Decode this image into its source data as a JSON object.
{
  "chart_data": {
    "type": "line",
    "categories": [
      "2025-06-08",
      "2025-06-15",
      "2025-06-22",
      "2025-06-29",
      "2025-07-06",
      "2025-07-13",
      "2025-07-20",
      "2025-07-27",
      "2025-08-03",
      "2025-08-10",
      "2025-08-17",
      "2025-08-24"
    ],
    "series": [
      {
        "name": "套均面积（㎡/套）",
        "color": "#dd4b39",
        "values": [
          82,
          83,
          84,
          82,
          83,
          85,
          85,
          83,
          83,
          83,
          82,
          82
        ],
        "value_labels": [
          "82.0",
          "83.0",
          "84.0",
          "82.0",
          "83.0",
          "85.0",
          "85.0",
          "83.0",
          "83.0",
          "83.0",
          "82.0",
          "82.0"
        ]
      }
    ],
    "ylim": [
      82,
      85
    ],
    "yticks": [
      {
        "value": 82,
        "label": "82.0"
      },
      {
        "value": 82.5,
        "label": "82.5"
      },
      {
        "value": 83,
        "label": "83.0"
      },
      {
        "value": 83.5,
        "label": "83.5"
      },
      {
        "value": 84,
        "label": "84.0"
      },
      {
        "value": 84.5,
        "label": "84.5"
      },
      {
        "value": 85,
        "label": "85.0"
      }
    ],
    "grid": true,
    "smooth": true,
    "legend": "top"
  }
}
════════
What do the records say? Quote them all exactly.

Decode this image into its source data as a JSON object.
{
  "chart_data": {
    "type": "line",
    "categories": [
      "2025-06-08",
      "2025-06-15",
      "2025-06-22",
      "2025-06-29",
      "2025-07-06",
      "2025-07-13",
      "2025-07-20",
      "2025-07-27",
      "2025-08-03",
      "2025-08-10",
      "2025-08-17",
      "2025-08-24"
    ],
    "series": [
      {
        "name": "套均面积（㎡/套）",
        "color": "#dd4b39",
        "values": [
          82,
          83,
          84,
          82,
          83,
          85,
          85,
          83,
          83,
          83,
          82,
          82
        ],
        "value_labels": [
          "82.0",
          "83.0",
          "84.0",
          "82.0",
          "83.0",
          "85.0",
          "85.0",
          "83.0",
          "83.0",
          "83.0",
          "82.0",
          "82.0"
        ]
      }
    ],
    "ylim": [
      82,
      85
    ],
    "yticks": [
      {
        "value": 82,
        "label": "82.0"
      },
      {
        "value": 82.5,
        "label": "82.5"
      },
      {
        "value": 83,
        "label": "83.0"
      },
      {
        "value": 83.5,
        "label": "83.5"
      },
      {
        "value": 84,
        "label": "84.0"
      },
      {
        "value": 84.5,
        "label": "84.5"
      },
      {
        "value": 85,
        "label": "85.0"
      }
    ],
    "grid": true,
    "smooth": true,
    "legend": "top"
  }
}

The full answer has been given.